Go through the listing and pick out each line with the word "SPECT" in it.

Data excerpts
⟨
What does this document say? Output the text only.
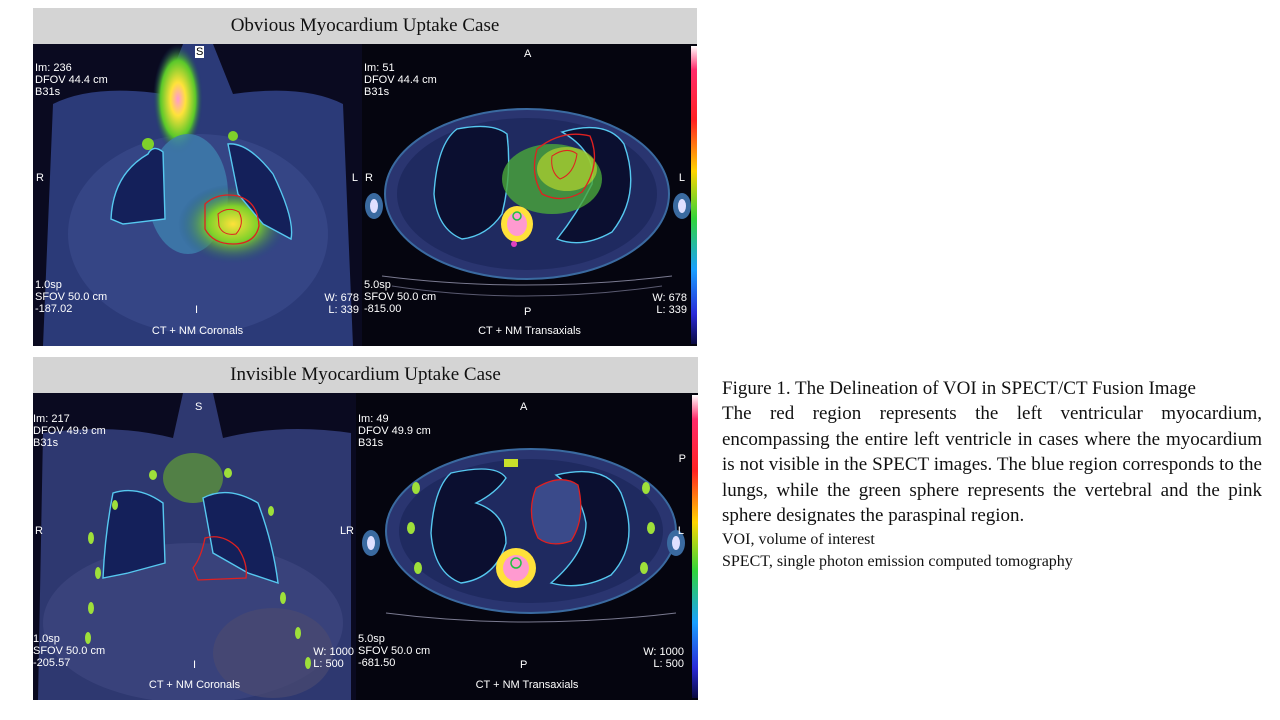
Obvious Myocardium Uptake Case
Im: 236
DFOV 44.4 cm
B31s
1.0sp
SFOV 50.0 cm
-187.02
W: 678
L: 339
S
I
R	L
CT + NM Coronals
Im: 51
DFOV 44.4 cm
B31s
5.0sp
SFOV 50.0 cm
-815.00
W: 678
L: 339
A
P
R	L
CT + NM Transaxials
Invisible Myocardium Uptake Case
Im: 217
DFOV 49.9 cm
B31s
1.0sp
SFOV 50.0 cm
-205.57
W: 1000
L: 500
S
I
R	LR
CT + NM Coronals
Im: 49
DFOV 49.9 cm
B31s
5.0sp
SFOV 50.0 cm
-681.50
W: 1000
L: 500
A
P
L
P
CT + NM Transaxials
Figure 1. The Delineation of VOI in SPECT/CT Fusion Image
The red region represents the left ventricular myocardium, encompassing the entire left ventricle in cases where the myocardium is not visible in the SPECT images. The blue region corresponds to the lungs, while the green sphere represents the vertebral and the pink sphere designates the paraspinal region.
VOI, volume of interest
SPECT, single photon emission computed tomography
⟩
Response for this exercise:
Figure 1. The Delineation of VOI in SPECT/CT Fusion Image
The red region represents the left ventricular myocardium, encompassing the entire left ventricle in cases where the myocardium is not visible in the SPECT images. The blue region corresponds to the lungs, while the green sphere represents the vertebral and the pink sphere designates the paraspinal region.
SPECT, single photon emission computed tomography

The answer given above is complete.